What to work on »
Go through the material below and count the lines with the string "values"; the number is the whole answer.
>>>>>
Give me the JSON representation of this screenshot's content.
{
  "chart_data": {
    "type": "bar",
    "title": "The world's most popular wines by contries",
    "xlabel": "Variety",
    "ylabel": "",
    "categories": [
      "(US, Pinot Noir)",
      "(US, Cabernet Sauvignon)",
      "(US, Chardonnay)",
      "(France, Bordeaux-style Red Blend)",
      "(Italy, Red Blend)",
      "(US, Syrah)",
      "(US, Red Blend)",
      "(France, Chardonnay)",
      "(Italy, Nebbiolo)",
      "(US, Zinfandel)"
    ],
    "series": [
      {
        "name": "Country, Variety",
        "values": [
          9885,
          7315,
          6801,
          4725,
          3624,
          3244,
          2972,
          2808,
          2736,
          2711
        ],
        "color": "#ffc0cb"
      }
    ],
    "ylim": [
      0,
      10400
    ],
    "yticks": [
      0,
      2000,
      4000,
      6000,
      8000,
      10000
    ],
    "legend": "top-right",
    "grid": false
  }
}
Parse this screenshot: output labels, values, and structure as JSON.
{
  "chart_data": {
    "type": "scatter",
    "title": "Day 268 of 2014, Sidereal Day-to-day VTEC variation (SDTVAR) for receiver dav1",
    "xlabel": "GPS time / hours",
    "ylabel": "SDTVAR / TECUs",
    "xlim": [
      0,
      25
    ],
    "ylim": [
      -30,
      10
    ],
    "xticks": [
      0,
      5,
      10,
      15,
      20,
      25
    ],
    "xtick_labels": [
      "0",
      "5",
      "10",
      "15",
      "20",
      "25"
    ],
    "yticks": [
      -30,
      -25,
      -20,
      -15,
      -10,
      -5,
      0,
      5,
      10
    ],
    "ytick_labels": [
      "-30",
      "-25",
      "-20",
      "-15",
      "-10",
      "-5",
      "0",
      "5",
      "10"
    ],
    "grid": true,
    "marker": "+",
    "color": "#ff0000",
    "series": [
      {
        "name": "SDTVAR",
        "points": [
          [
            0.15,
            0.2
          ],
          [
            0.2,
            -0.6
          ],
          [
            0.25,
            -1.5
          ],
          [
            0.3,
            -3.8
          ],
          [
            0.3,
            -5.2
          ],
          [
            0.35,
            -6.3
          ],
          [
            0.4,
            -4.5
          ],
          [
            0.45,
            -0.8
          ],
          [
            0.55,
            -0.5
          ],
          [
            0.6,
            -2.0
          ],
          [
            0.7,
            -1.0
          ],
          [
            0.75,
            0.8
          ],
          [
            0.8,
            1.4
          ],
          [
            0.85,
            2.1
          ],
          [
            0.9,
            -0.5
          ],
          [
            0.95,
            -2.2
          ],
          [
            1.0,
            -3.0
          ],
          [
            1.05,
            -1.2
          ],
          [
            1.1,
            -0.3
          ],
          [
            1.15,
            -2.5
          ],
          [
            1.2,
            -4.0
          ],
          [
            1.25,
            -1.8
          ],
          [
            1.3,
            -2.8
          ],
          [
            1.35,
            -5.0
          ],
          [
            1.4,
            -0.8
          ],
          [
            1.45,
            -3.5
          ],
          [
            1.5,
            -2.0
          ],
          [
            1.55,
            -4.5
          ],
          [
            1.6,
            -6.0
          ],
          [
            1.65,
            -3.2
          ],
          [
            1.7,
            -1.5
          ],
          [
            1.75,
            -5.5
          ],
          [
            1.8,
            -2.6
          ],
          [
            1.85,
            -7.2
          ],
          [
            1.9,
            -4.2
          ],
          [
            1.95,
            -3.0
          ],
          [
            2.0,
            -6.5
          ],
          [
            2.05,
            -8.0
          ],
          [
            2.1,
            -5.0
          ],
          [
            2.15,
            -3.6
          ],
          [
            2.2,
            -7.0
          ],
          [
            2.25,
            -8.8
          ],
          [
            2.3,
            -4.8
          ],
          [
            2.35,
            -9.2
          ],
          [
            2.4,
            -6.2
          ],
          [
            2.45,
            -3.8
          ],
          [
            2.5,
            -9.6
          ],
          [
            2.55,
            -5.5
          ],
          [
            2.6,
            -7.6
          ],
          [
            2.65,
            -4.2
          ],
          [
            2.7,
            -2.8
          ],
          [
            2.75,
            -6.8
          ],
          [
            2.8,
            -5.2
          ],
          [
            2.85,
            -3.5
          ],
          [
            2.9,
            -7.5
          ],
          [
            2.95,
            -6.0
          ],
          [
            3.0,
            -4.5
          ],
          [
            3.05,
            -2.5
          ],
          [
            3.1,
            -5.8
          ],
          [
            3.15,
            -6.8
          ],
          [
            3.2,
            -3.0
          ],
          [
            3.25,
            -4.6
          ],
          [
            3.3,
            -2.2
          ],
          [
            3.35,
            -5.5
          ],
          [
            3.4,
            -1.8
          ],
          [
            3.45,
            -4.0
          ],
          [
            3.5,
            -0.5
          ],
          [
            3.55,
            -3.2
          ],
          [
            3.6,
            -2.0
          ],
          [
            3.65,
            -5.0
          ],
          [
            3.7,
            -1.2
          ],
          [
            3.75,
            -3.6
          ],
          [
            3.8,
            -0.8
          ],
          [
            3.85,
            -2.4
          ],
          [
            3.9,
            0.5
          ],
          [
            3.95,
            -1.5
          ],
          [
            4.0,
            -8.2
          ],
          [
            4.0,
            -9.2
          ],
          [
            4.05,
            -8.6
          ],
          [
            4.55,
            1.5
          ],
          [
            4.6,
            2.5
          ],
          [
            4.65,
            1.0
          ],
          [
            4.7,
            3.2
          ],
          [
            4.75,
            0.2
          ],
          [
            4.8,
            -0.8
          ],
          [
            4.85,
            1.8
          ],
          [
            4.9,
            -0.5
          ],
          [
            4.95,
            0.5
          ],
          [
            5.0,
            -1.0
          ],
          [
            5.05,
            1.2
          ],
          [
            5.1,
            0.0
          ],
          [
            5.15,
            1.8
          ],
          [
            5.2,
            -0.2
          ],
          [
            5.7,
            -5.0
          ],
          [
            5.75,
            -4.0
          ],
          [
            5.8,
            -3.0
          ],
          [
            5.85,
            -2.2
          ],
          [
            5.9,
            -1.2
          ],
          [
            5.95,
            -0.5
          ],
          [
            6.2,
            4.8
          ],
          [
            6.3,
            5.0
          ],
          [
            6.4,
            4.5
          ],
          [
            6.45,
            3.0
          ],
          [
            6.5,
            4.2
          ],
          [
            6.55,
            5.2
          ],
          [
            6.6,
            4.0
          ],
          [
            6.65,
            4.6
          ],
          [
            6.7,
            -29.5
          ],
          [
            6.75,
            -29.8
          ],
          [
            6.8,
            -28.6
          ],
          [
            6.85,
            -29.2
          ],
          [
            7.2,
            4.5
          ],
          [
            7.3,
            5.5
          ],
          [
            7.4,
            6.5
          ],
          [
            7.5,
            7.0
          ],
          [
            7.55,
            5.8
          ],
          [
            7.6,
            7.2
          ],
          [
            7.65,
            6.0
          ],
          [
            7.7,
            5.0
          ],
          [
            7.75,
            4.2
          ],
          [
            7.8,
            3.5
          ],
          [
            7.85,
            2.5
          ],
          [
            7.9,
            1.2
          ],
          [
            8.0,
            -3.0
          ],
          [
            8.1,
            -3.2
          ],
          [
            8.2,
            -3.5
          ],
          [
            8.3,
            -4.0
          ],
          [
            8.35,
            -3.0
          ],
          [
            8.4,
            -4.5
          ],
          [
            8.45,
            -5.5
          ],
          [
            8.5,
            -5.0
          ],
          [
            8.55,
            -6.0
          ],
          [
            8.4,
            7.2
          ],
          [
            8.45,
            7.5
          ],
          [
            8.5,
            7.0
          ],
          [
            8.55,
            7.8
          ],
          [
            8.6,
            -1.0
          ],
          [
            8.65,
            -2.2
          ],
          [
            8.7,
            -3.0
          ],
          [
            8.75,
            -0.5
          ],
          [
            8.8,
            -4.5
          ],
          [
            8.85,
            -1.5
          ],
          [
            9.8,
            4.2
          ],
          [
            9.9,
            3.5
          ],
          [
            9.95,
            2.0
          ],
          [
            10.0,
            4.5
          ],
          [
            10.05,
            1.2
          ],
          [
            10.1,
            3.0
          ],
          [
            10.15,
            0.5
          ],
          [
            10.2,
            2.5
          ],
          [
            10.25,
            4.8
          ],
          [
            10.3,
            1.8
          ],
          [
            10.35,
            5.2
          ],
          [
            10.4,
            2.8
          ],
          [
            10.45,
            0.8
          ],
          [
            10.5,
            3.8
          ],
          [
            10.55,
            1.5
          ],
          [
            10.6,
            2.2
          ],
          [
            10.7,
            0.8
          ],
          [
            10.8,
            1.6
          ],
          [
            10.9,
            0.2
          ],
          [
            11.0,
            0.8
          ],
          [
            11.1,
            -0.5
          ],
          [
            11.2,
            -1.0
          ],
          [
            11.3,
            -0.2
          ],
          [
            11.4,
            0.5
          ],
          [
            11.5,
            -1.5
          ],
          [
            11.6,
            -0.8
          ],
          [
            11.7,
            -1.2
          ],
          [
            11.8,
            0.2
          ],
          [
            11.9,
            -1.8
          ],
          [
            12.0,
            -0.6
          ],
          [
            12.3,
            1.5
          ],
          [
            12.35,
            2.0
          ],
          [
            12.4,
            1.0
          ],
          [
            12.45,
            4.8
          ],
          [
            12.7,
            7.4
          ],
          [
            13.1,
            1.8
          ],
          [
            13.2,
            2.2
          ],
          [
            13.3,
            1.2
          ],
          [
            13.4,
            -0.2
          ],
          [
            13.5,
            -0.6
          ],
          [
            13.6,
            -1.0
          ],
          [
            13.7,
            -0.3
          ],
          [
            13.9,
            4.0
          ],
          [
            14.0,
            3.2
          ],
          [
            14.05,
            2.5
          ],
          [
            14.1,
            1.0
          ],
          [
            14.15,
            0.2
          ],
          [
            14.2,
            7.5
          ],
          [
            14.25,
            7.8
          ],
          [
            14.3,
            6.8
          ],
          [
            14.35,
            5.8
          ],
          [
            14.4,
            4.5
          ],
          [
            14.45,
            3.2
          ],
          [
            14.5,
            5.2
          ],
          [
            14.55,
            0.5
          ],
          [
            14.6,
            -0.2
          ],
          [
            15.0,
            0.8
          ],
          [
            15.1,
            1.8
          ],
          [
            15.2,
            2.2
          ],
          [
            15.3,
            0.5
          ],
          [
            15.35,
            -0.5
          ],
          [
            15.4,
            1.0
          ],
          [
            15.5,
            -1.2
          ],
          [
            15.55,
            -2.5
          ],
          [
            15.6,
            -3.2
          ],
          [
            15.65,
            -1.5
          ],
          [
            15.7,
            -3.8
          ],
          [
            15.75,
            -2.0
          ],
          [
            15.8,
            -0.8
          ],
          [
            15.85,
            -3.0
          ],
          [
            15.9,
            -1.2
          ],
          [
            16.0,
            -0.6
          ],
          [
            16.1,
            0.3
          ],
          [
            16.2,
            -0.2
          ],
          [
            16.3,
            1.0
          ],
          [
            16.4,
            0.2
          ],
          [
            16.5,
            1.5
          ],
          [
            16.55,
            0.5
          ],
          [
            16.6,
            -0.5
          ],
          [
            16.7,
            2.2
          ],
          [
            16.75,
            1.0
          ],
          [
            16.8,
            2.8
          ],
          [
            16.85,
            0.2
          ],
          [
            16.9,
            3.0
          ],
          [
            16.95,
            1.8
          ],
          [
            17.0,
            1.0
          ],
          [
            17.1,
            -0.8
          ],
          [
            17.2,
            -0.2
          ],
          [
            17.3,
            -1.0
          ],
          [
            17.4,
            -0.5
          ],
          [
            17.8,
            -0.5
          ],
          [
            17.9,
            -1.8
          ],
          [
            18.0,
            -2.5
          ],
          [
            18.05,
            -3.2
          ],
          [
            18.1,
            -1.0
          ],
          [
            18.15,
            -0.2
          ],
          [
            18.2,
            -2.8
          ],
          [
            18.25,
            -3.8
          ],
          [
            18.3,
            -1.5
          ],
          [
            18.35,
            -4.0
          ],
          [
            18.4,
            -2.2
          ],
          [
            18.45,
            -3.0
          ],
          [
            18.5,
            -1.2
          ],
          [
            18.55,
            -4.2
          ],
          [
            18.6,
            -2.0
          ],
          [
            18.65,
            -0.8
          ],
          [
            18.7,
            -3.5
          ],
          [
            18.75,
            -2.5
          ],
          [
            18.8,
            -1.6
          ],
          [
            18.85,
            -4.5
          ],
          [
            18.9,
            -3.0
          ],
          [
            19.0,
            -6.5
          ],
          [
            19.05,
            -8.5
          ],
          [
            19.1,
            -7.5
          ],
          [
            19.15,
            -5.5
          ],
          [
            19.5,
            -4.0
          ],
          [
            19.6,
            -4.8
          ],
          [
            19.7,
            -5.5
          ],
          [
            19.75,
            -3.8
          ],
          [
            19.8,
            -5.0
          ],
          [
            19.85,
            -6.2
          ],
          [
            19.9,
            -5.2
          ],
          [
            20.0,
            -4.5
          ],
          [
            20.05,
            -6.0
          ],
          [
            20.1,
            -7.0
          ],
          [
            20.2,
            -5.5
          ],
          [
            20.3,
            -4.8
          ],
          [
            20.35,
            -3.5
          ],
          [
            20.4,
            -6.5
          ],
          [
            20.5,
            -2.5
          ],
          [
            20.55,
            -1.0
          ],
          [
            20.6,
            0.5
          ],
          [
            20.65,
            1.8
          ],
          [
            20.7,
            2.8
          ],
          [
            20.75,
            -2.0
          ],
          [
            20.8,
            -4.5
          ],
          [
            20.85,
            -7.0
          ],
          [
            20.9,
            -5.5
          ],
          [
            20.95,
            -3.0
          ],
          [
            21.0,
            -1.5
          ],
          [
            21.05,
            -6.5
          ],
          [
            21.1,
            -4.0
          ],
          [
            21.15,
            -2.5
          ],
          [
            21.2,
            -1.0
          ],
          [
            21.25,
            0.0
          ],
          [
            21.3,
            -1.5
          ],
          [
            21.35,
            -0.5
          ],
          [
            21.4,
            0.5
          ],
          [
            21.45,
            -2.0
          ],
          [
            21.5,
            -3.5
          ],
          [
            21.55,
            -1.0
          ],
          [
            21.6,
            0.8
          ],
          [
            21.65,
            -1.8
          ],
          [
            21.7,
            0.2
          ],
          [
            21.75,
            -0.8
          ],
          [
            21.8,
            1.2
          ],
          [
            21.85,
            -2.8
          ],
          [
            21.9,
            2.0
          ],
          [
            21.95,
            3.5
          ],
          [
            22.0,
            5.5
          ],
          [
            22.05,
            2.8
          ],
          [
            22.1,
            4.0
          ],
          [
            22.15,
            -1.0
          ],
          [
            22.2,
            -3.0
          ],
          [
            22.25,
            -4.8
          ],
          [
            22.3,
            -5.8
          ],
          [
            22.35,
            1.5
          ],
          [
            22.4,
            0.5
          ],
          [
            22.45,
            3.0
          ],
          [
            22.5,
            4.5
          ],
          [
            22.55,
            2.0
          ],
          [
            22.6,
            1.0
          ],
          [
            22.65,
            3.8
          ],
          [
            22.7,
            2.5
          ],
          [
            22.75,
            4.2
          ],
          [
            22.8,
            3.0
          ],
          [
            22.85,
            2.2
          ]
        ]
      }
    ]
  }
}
<<<<<
Result for this exercise »
2